Dataset items:
--

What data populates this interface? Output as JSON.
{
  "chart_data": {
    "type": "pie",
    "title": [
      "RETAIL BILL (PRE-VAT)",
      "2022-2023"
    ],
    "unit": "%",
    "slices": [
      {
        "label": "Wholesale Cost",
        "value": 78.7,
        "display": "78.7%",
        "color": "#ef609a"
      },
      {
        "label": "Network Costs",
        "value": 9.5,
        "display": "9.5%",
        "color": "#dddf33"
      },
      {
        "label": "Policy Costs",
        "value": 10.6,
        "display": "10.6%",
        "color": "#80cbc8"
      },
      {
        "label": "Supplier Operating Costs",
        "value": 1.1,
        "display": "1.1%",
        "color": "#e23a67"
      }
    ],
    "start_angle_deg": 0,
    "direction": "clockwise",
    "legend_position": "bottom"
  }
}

--

* **Aim**: Give the count of lines holding the word "Costs" and nothing more.

* **Task output**: 3